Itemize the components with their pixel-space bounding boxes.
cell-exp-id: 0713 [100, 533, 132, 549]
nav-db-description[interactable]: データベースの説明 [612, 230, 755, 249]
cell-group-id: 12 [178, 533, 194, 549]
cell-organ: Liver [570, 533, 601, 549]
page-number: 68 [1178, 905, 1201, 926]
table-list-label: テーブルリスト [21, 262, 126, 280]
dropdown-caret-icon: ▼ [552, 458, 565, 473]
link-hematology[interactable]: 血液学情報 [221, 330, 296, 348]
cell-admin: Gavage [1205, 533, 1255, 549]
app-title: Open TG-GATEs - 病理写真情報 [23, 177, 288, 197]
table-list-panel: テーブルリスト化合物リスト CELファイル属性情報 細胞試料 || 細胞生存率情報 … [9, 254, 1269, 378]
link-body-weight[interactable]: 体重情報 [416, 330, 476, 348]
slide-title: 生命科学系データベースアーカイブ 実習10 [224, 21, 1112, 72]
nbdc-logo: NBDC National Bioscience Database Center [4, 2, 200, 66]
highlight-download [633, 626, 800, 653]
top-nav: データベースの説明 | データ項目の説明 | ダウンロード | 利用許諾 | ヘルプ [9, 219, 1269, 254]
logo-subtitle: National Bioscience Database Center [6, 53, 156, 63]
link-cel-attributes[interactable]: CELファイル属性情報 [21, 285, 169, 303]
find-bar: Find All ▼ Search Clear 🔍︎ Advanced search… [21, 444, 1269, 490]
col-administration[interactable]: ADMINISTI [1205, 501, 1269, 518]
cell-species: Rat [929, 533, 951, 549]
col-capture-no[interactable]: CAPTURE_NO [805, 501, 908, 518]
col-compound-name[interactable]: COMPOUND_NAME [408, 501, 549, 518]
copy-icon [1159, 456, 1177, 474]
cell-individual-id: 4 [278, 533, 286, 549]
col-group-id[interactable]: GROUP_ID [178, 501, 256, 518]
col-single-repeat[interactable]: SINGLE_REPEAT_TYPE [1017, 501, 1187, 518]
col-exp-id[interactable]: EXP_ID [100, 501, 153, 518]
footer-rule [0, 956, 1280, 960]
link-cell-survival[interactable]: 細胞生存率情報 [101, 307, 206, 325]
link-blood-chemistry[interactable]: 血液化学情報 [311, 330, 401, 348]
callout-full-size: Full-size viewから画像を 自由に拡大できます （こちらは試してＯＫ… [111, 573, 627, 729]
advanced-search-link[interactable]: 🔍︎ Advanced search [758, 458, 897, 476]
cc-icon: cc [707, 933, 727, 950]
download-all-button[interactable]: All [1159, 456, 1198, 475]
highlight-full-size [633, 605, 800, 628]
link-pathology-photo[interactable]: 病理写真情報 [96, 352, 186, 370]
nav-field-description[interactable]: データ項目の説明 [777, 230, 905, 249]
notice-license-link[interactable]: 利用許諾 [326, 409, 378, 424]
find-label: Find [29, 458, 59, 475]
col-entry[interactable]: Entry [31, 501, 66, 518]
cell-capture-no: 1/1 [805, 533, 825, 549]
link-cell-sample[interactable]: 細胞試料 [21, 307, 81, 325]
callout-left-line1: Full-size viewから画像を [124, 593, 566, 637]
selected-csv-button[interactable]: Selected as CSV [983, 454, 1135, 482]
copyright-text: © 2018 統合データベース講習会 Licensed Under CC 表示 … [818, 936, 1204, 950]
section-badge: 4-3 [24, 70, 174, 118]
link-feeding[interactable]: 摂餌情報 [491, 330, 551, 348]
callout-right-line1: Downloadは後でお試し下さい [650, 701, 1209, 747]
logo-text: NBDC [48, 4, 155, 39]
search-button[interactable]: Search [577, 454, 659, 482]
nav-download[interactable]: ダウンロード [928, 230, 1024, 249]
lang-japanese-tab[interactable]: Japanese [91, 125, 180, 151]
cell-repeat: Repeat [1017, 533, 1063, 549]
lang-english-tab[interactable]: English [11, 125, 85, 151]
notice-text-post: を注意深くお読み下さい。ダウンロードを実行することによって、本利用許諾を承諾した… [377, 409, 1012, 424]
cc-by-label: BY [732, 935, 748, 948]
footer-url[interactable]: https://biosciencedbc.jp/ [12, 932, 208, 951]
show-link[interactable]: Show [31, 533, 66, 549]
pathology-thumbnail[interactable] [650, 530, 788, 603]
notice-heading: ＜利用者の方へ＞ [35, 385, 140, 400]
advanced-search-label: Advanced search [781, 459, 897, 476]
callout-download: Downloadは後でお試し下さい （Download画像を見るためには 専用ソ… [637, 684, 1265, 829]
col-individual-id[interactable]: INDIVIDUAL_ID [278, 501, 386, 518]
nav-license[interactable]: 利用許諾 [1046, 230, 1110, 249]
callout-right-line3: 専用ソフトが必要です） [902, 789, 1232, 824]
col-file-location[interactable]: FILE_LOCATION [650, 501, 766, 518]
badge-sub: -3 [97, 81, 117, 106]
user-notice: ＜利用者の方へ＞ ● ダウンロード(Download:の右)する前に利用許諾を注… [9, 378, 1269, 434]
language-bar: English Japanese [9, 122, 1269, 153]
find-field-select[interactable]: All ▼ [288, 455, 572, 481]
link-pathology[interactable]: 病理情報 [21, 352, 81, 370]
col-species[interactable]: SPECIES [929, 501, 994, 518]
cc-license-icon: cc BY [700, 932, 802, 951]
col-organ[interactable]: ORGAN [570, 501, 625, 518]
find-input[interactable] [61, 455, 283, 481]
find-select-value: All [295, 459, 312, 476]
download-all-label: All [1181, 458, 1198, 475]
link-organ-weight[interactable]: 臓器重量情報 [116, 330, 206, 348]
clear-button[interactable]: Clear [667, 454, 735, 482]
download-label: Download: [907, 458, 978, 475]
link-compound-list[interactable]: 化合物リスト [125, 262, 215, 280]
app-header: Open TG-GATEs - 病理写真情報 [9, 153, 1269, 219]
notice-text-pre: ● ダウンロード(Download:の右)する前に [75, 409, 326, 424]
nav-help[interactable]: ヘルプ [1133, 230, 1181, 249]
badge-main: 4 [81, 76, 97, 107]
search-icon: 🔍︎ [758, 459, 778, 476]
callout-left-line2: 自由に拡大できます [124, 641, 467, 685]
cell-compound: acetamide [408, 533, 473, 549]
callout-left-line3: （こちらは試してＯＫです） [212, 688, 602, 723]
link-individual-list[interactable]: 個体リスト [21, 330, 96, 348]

.....

Set exercise -
Reproduce every line of the data above character for character, changing nothing.

Answer in full -
Itemize the components with their pixel-space bounding boxes.
cell-exp-id: 0713 [100, 533, 132, 549]
nav-db-description[interactable]: データベースの説明 [612, 230, 755, 249]
cell-group-id: 12 [178, 533, 194, 549]
cell-organ: Liver [570, 533, 601, 549]
page-number: 68 [1178, 905, 1201, 926]
table-list-label: テーブルリスト [21, 262, 126, 280]
dropdown-caret-icon: ▼ [552, 458, 565, 473]
link-hematology[interactable]: 血液学情報 [221, 330, 296, 348]
cell-admin: Gavage [1205, 533, 1255, 549]
app-title: Open TG-GATEs - 病理写真情報 [23, 177, 288, 197]
table-list-panel: テーブルリスト化合物リスト CELファイル属性情報 細胞試料 || 細胞生存率情報 … [9, 254, 1269, 378]
link-body-weight[interactable]: 体重情報 [416, 330, 476, 348]
slide-title: 生命科学系データベースアーカイブ 実習10 [224, 21, 1112, 72]
nbdc-logo: NBDC National Bioscience Database Center [4, 2, 200, 66]
highlight-download [633, 626, 800, 653]
top-nav: データベースの説明 | データ項目の説明 | ダウンロード | 利用許諾 | ヘルプ [9, 219, 1269, 254]
logo-subtitle: National Bioscience Database Center [6, 53, 156, 63]
link-cel-attributes[interactable]: CELファイル属性情報 [21, 285, 169, 303]
find-bar: Find All ▼ Search Clear 🔍︎ Advanced search… [21, 444, 1269, 490]
col-administration[interactable]: ADMINISTI [1205, 501, 1269, 518]
cell-species: Rat [929, 533, 951, 549]
col-capture-no[interactable]: CAPTURE_NO [805, 501, 908, 518]
col-compound-name[interactable]: COMPOUND_NAME [408, 501, 549, 518]
copy-icon [1159, 456, 1177, 474]
cell-individual-id: 4 [278, 533, 286, 549]
col-group-id[interactable]: GROUP_ID [178, 501, 256, 518]
col-single-repeat[interactable]: SINGLE_REPEAT_TYPE [1017, 501, 1187, 518]
col-exp-id[interactable]: EXP_ID [100, 501, 153, 518]
footer-rule [0, 956, 1280, 960]
link-cell-survival[interactable]: 細胞生存率情報 [101, 307, 206, 325]
link-blood-chemistry[interactable]: 血液化学情報 [311, 330, 401, 348]
callout-full-size: Full-size viewから画像を 自由に拡大できます （こちらは試してＯＫ… [111, 573, 627, 729]
advanced-search-link[interactable]: 🔍︎ Advanced search [758, 458, 897, 476]
cc-icon: cc [707, 933, 727, 950]
download-all-button[interactable]: All [1159, 456, 1198, 475]
highlight-full-size [633, 605, 800, 628]
link-pathology-photo[interactable]: 病理写真情報 [96, 352, 186, 370]
nav-field-description[interactable]: データ項目の説明 [777, 230, 905, 249]
notice-license-link[interactable]: 利用許諾 [326, 409, 378, 424]
find-label: Find [29, 458, 59, 475]
col-entry[interactable]: Entry [31, 501, 66, 518]
cell-capture-no: 1/1 [805, 533, 825, 549]
link-cell-sample[interactable]: 細胞試料 [21, 307, 81, 325]
callout-left-line1: Full-size viewから画像を [124, 593, 566, 637]
selected-csv-button[interactable]: Selected as CSV [983, 454, 1135, 482]
copyright-text: © 2018 統合データベース講習会 Licensed Under CC 表示 … [818, 936, 1204, 950]
section-badge: 4-3 [24, 70, 174, 118]
link-feeding[interactable]: 摂餌情報 [491, 330, 551, 348]
callout-right-line1: Downloadは後でお試し下さい [650, 701, 1209, 747]
logo-text: NBDC [48, 4, 155, 39]
search-button[interactable]: Search [577, 454, 659, 482]
nav-download[interactable]: ダウンロード [928, 230, 1024, 249]
lang-japanese-tab[interactable]: Japanese [91, 125, 180, 151]
cell-repeat: Repeat [1017, 533, 1063, 549]
lang-english-tab[interactable]: English [11, 125, 85, 151]
notice-text-post: を注意深くお読み下さい。ダウンロードを実行することによって、本利用許諾を承諾した… [377, 409, 1012, 424]
cc-by-label: BY [732, 935, 748, 948]
footer-url[interactable]: https://biosciencedbc.jp/ [12, 932, 208, 951]
show-link[interactable]: Show [31, 533, 66, 549]
pathology-thumbnail[interactable] [650, 530, 788, 603]
notice-heading: ＜利用者の方へ＞ [35, 385, 140, 400]
advanced-search-label: Advanced search [781, 459, 897, 476]
callout-download: Downloadは後でお試し下さい （Download画像を見るためには 専用ソ… [637, 684, 1265, 829]
col-individual-id[interactable]: INDIVIDUAL_ID [278, 501, 386, 518]
nav-license[interactable]: 利用許諾 [1046, 230, 1110, 249]
callout-right-line3: 専用ソフトが必要です） [902, 789, 1232, 824]
col-file-location[interactable]: FILE_LOCATION [650, 501, 766, 518]
badge-sub: -3 [97, 81, 117, 106]
user-notice: ＜利用者の方へ＞ ● ダウンロード(Download:の右)する前に利用許諾を注… [9, 378, 1269, 434]
language-bar: English Japanese [9, 122, 1269, 153]
find-field-select[interactable]: All ▼ [288, 455, 572, 481]
link-pathology[interactable]: 病理情報 [21, 352, 81, 370]
col-species[interactable]: SPECIES [929, 501, 994, 518]
cc-license-icon: cc BY [700, 932, 802, 951]
col-organ[interactable]: ORGAN [570, 501, 625, 518]
find-input[interactable] [61, 455, 283, 481]
find-select-value: All [295, 459, 312, 476]
download-all-label: All [1181, 458, 1198, 475]
link-organ-weight[interactable]: 臓器重量情報 [116, 330, 206, 348]
clear-button[interactable]: Clear [667, 454, 735, 482]
download-label: Download: [907, 458, 978, 475]
link-compound-list[interactable]: 化合物リスト [125, 262, 215, 280]
app-header: Open TG-GATEs - 病理写真情報 [9, 153, 1269, 219]
notice-text-pre: ● ダウンロード(Download:の右)する前に [75, 409, 326, 424]
nav-help[interactable]: ヘルプ [1133, 230, 1181, 249]
badge-main: 4 [81, 76, 97, 107]
search-icon: 🔍︎ [758, 459, 778, 476]
callout-left-line2: 自由に拡大できます [124, 641, 467, 685]
cell-compound: acetamide [408, 533, 473, 549]
callout-left-line3: （こちらは試してＯＫです） [212, 688, 602, 723]
link-individual-list[interactable]: 個体リスト [21, 330, 96, 348]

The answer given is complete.